* Directions for this task *
Find each line with "JSON" and copy it.

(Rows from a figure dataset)
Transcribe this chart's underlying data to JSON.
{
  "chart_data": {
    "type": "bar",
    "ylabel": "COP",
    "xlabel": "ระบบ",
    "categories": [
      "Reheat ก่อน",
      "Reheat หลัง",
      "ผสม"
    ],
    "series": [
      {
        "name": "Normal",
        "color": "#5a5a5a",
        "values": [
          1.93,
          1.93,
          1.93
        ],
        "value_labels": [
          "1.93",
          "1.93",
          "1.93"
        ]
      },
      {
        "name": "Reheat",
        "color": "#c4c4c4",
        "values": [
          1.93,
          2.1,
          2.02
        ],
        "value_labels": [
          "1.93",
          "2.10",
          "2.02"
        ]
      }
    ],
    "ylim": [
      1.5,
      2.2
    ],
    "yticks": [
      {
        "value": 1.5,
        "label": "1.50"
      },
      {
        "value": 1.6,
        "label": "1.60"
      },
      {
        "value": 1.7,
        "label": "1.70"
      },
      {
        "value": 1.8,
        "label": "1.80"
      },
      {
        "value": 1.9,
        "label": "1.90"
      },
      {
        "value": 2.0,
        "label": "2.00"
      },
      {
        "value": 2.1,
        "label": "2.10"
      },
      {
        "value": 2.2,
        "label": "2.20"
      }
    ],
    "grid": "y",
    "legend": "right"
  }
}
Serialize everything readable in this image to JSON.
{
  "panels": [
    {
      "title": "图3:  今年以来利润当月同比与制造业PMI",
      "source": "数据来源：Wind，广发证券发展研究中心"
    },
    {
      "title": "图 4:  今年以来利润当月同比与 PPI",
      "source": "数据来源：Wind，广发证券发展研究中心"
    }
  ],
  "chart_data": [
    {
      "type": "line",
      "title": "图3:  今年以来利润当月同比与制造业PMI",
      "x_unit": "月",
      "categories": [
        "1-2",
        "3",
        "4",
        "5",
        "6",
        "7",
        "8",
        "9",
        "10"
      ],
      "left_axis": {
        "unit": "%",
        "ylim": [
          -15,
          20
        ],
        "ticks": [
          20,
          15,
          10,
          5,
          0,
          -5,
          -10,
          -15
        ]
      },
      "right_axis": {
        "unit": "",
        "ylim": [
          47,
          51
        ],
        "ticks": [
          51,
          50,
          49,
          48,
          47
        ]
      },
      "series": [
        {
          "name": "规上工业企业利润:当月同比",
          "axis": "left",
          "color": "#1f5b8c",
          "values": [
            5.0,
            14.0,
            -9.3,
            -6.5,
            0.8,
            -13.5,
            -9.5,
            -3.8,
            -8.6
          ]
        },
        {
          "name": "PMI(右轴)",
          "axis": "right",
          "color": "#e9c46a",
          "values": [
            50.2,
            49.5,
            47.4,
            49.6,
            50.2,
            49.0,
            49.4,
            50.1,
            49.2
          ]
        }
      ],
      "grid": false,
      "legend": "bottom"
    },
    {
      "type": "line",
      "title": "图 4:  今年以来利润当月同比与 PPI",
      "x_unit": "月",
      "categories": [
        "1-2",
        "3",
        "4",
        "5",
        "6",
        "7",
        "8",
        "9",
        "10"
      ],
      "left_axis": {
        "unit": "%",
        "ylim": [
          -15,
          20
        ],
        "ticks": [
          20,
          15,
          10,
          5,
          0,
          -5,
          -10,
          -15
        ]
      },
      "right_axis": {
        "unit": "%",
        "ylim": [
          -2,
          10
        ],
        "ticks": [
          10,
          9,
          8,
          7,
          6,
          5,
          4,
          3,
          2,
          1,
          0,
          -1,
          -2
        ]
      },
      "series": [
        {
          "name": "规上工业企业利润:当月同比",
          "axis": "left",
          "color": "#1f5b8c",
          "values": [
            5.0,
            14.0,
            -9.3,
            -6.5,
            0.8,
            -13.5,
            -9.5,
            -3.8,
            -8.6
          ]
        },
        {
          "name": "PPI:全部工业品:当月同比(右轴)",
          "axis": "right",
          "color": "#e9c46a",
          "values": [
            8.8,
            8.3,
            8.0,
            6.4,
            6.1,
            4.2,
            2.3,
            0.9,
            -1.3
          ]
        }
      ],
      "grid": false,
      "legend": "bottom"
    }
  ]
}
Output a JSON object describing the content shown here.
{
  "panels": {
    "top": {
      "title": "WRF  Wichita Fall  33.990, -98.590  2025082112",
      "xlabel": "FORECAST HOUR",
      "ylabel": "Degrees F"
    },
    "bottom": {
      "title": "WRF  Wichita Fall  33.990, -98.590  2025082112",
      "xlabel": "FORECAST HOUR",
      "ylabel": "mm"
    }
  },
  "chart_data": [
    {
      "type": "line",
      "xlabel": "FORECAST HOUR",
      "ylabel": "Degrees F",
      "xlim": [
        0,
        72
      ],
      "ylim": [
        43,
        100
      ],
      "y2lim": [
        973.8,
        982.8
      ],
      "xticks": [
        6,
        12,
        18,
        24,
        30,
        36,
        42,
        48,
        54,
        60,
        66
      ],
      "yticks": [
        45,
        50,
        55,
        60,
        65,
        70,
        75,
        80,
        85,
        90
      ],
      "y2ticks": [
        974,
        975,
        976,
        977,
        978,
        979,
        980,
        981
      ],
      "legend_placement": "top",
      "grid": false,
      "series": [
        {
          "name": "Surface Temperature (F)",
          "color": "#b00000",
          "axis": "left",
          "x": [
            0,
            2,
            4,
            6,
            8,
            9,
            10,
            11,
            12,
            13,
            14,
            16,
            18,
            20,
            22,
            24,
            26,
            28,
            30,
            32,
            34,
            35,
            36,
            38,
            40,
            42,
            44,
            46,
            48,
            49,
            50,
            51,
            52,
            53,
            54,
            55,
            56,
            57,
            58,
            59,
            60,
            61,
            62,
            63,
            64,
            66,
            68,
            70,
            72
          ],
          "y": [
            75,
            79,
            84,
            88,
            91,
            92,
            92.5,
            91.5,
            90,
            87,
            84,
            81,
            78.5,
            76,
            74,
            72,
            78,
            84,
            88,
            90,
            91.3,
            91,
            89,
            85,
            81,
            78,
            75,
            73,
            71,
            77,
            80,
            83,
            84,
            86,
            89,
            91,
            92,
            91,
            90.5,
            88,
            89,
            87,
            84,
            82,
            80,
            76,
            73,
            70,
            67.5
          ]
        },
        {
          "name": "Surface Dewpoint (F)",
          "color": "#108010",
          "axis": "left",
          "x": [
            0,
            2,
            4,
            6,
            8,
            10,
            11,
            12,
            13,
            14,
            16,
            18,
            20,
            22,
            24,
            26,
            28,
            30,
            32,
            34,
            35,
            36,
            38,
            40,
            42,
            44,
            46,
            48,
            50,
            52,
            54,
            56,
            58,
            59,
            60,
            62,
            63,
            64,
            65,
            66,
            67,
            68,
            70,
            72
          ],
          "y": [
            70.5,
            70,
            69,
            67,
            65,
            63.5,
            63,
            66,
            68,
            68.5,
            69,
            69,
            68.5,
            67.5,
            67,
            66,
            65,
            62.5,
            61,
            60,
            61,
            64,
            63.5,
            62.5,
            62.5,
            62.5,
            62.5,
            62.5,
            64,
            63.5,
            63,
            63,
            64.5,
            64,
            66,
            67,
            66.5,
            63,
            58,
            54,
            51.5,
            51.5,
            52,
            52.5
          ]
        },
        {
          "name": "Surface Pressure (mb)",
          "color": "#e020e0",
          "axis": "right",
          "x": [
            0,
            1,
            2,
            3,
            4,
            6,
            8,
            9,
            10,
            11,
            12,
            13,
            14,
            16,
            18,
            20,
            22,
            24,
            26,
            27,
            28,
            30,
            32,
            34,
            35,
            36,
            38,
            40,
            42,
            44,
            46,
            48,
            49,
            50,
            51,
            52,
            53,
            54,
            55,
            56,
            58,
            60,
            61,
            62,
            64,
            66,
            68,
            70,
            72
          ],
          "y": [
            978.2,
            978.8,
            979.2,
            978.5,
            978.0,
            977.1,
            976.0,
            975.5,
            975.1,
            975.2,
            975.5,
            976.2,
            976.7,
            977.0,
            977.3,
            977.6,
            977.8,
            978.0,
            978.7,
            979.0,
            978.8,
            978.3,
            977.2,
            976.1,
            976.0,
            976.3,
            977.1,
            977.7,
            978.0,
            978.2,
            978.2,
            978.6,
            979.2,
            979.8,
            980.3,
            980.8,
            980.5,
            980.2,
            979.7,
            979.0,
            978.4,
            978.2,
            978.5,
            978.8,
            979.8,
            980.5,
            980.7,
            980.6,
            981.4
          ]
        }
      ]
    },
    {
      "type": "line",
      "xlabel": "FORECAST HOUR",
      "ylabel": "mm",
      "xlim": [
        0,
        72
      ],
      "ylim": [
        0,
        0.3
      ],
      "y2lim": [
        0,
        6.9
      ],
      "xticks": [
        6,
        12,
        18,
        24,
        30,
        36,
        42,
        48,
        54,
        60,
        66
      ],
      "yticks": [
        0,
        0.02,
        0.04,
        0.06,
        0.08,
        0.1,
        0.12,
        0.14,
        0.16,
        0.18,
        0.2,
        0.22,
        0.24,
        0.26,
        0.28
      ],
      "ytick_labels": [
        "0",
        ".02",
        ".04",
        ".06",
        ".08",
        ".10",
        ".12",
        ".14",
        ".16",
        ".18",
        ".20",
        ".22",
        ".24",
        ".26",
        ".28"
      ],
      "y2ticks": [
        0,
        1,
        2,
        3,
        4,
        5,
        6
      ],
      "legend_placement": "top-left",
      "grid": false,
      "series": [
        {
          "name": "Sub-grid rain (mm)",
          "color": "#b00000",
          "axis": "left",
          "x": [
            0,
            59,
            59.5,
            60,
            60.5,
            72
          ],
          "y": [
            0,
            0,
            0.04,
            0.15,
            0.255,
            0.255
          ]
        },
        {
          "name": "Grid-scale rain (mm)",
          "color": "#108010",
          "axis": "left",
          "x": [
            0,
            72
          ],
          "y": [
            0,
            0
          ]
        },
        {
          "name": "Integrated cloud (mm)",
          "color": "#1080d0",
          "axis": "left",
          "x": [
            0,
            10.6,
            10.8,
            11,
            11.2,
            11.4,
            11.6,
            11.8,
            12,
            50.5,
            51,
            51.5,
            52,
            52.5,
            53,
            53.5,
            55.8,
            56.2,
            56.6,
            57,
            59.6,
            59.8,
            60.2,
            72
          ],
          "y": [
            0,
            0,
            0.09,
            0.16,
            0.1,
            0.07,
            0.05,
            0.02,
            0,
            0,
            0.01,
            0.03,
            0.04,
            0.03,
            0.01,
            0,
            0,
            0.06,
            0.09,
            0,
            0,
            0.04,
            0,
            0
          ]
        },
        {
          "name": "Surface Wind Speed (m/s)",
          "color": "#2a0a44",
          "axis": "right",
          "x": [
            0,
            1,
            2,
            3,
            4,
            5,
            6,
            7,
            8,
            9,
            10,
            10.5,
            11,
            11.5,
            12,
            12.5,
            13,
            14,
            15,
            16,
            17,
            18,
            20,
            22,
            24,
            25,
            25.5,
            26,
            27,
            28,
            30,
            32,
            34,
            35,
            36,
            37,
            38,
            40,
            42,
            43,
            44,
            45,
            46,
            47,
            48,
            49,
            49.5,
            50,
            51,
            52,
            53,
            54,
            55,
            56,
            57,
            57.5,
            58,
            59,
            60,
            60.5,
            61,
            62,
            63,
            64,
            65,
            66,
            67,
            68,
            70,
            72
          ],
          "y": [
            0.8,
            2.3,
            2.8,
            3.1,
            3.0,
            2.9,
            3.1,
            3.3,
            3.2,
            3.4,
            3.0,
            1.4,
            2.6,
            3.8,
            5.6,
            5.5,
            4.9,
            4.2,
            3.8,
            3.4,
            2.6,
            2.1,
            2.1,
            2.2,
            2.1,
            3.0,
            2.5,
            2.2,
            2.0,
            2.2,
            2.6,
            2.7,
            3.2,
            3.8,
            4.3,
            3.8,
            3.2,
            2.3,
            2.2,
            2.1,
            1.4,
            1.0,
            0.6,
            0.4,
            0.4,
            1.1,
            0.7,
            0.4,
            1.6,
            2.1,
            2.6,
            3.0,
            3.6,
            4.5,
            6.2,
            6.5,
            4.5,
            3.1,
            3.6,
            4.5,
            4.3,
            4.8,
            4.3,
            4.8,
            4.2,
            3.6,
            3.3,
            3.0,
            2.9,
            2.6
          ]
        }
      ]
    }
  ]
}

* Final answer *
Transcribe this chart's underlying data to JSON.
Serialize everything readable in this image to JSON.
Output a JSON object describing the content shown here.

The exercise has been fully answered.